*** EXERCISE INPUT
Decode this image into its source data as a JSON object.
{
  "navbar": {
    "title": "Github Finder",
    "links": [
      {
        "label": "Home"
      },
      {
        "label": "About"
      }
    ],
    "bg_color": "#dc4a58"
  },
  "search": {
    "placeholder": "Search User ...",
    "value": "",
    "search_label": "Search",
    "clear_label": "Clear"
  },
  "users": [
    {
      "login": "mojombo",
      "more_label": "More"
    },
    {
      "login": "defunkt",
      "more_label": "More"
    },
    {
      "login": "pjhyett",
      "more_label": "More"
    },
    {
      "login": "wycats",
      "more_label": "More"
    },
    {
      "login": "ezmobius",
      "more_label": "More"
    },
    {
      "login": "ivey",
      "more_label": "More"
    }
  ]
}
******
PROBLEM DETAILS: Every line of the data above should be copied exactly.

EXPECTED ANSWER:
Decode this image into its source data as a JSON object.
{
  "navbar": {
    "title": "Github Finder",
    "links": [
      {
        "label": "Home"
      },
      {
        "label": "About"
      }
    ],
    "bg_color": "#dc4a58"
  },
  "search": {
    "placeholder": "Search User ...",
    "value": "",
    "search_label": "Search",
    "clear_label": "Clear"
  },
  "users": [
    {
      "login": "mojombo",
      "more_label": "More"
    },
    {
      "login": "defunkt",
      "more_label": "More"
    },
    {
      "login": "pjhyett",
      "more_label": "More"
    },
    {
      "login": "wycats",
      "more_label": "More"
    },
    {
      "login": "ezmobius",
      "more_label": "More"
    },
    {
      "login": "ivey",
      "more_label": "More"
    }
  ]
}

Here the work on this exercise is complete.